> _TO DO_
Return the listing below word for word.

> _STORED ROWS_
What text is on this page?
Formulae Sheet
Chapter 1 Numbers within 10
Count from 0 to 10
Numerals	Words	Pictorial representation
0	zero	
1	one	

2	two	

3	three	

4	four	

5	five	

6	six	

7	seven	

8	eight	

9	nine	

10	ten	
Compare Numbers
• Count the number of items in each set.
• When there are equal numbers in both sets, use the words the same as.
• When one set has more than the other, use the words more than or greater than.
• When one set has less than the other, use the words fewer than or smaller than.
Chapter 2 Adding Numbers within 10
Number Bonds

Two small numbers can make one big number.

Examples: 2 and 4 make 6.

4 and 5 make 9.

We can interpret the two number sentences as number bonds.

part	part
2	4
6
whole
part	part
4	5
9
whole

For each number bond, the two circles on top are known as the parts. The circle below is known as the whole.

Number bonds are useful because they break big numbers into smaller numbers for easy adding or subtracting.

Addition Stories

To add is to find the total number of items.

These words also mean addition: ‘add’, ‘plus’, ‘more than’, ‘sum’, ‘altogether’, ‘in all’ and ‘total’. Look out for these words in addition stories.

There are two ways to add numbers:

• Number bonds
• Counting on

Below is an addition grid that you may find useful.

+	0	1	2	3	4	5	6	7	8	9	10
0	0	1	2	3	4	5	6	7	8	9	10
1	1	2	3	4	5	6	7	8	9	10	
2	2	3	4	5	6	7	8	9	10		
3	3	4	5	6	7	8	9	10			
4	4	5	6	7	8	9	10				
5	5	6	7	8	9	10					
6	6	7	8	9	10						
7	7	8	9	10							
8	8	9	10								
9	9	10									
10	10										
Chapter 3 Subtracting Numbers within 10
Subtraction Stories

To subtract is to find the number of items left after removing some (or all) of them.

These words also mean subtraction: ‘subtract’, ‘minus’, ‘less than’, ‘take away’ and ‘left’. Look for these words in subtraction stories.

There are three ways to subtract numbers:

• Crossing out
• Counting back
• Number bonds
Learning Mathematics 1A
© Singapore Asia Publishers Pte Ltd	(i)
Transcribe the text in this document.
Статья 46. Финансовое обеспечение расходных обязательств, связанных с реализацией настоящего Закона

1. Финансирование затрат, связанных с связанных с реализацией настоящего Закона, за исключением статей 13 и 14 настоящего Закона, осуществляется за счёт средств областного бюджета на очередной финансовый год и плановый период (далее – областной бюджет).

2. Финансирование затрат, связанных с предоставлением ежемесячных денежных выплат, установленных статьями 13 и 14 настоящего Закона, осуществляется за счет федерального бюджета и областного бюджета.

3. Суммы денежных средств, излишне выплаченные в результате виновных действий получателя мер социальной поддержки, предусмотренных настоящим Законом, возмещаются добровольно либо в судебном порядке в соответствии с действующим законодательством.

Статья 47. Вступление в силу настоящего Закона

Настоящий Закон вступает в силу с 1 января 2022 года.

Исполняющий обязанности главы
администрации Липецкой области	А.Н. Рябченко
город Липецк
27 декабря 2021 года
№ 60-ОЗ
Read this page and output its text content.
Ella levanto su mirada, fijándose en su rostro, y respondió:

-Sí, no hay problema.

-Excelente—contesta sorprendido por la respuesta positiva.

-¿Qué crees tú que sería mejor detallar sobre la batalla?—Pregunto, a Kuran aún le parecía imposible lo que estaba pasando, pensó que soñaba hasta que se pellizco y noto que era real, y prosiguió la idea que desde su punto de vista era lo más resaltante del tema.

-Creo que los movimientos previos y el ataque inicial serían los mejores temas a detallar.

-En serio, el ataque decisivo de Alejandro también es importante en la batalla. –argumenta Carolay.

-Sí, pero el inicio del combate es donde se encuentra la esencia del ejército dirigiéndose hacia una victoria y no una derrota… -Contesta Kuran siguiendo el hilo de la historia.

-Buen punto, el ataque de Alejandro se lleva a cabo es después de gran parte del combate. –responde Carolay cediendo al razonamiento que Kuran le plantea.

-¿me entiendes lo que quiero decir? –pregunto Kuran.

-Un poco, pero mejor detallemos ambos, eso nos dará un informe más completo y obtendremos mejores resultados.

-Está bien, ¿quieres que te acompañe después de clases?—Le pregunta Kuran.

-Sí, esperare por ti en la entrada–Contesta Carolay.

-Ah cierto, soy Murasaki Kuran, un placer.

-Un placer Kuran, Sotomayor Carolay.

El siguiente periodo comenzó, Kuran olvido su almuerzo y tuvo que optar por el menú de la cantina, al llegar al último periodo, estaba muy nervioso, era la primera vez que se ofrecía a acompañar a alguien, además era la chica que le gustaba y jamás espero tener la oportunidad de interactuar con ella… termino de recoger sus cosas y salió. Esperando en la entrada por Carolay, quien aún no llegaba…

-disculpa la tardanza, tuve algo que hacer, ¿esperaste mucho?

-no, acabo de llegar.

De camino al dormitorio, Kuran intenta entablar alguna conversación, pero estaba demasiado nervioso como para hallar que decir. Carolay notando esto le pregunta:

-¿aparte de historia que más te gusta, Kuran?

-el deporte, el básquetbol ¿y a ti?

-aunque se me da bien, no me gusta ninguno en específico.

> _OUTPUT FOR THIS EXERCISE_
What text is on this page?
Formulae Sheet
Chapter 1 Numbers within 10
Count from 0 to 10
Numerals	Words	Pictorial representation
0	zero	
1	one	

2	two	

3	three	

4	four	

5	five	

6	six	

7	seven	

8	eight	

9	nine	

10	ten	
Compare Numbers
• Count the number of items in each set.
• When there are equal numbers in both sets, use the words the same as.
• When one set has more than the other, use the words more than or greater than.
• When one set has less than the other, use the words fewer than or smaller than.
Chapter 2 Adding Numbers within 10
Number Bonds

Two small numbers can make one big number.

Examples: 2 and 4 make 6.

4 and 5 make 9.

We can interpret the two number sentences as number bonds.

part	part
2	4
6
whole
part	part
4	5
9
whole

For each number bond, the two circles on top are known as the parts. The circle below is known as the whole.

Number bonds are useful because they break big numbers into smaller numbers for easy adding or subtracting.

Addition Stories

To add is to find the total number of items.

These words also mean addition: ‘add’, ‘plus’, ‘more than’, ‘sum’, ‘altogether’, ‘in all’ and ‘total’. Look out for these words in addition stories.

There are two ways to add numbers:

• Number bonds
• Counting on

Below is an addition grid that you may find useful.

+	0	1	2	3	4	5	6	7	8	9	10
0	0	1	2	3	4	5	6	7	8	9	10
1	1	2	3	4	5	6	7	8	9	10	
2	2	3	4	5	6	7	8	9	10		
3	3	4	5	6	7	8	9	10			
4	4	5	6	7	8	9	10				
5	5	6	7	8	9	10					
6	6	7	8	9	10						
7	7	8	9	10							
8	8	9	10								
9	9	10									
10	10										
Chapter 3 Subtracting Numbers within 10
Subtraction Stories

To subtract is to find the number of items left after removing some (or all) of them.

These words also mean subtraction: ‘subtract’, ‘minus’, ‘less than’, ‘take away’ and ‘left’. Look for these words in subtraction stories.

There are three ways to subtract numbers:

• Crossing out
• Counting back
• Number bonds
Learning Mathematics 1A
© Singapore Asia Publishers Pte Ltd	(i)
Transcribe the text in this document.
Статья 46. Финансовое обеспечение расходных обязательств, связанных с реализацией настоящего Закона

1. Финансирование затрат, связанных с связанных с реализацией настоящего Закона, за исключением статей 13 и 14 настоящего Закона, осуществляется за счёт средств областного бюджета на очередной финансовый год и плановый период (далее – областной бюджет).

2. Финансирование затрат, связанных с предоставлением ежемесячных денежных выплат, установленных статьями 13 и 14 настоящего Закона, осуществляется за счет федерального бюджета и областного бюджета.

3. Суммы денежных средств, излишне выплаченные в результате виновных действий получателя мер социальной поддержки, предусмотренных настоящим Законом, возмещаются добровольно либо в судебном порядке в соответствии с действующим законодательством.

Статья 47. Вступление в силу настоящего Закона

Настоящий Закон вступает в силу с 1 января 2022 года.

Исполняющий обязанности главы
администрации Липецкой области	А.Н. Рябченко
город Липецк
27 декабря 2021 года
№ 60-ОЗ
Read this page and output its text content.
Ella levanto su mirada, fijándose en su rostro, y respondió:

-Sí, no hay problema.

-Excelente—contesta sorprendido por la respuesta positiva.

-¿Qué crees tú que sería mejor detallar sobre la batalla?—Pregunto, a Kuran aún le parecía imposible lo que estaba pasando, pensó que soñaba hasta que se pellizco y noto que era real, y prosiguió la idea que desde su punto de vista era lo más resaltante del tema.

-Creo que los movimientos previos y el ataque inicial serían los mejores temas a detallar.

-En serio, el ataque decisivo de Alejandro también es importante en la batalla. –argumenta Carolay.

-Sí, pero el inicio del combate es donde se encuentra la esencia del ejército dirigiéndose hacia una victoria y no una derrota… -Contesta Kuran siguiendo el hilo de la historia.

-Buen punto, el ataque de Alejandro se lleva a cabo es después de gran parte del combate. –responde Carolay cediendo al razonamiento que Kuran le plantea.

-¿me entiendes lo que quiero decir? –pregunto Kuran.

-Un poco, pero mejor detallemos ambos, eso nos dará un informe más completo y obtendremos mejores resultados.

-Está bien, ¿quieres que te acompañe después de clases?—Le pregunta Kuran.

-Sí, esperare por ti en la entrada–Contesta Carolay.

-Ah cierto, soy Murasaki Kuran, un placer.

-Un placer Kuran, Sotomayor Carolay.

El siguiente periodo comenzó, Kuran olvido su almuerzo y tuvo que optar por el menú de la cantina, al llegar al último periodo, estaba muy nervioso, era la primera vez que se ofrecía a acompañar a alguien, además era la chica que le gustaba y jamás espero tener la oportunidad de interactuar con ella… termino de recoger sus cosas y salió. Esperando en la entrada por Carolay, quien aún no llegaba…

-disculpa la tardanza, tuve algo que hacer, ¿esperaste mucho?

-no, acabo de llegar.

De camino al dormitorio, Kuran intenta entablar alguna conversación, pero estaba demasiado nervioso como para hallar que decir. Carolay notando esto le pregunta:

-¿aparte de historia que más te gusta, Kuran?

-el deporte, el básquetbol ¿y a ti?

-aunque se me da bien, no me gusta ninguno en específico.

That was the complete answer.